## Aim
Across the entries below, how many lines contain the word "type"? Give the number alone.

-- Supplied material start --

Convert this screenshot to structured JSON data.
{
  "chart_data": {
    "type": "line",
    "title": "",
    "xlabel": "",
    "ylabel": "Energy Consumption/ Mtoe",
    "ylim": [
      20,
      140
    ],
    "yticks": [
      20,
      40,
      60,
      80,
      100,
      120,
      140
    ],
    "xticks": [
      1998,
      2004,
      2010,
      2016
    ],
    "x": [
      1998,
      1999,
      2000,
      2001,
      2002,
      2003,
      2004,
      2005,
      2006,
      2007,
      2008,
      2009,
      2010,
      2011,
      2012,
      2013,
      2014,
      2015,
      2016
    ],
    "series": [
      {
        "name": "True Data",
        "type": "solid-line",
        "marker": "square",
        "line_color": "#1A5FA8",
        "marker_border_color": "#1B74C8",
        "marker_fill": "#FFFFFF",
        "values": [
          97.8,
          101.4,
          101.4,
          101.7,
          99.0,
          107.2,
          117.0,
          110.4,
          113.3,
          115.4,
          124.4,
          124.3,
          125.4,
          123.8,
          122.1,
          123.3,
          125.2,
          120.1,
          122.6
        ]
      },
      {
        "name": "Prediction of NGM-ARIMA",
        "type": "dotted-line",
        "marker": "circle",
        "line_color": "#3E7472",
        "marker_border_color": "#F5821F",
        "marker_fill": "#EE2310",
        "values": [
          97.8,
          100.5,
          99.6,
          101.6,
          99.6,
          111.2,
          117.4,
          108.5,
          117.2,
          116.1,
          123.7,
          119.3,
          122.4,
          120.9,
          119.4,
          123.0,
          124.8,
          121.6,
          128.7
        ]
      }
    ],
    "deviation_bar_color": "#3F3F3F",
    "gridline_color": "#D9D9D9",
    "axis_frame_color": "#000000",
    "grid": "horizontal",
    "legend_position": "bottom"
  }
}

-- Supplied material end --

## Result for this exercise
3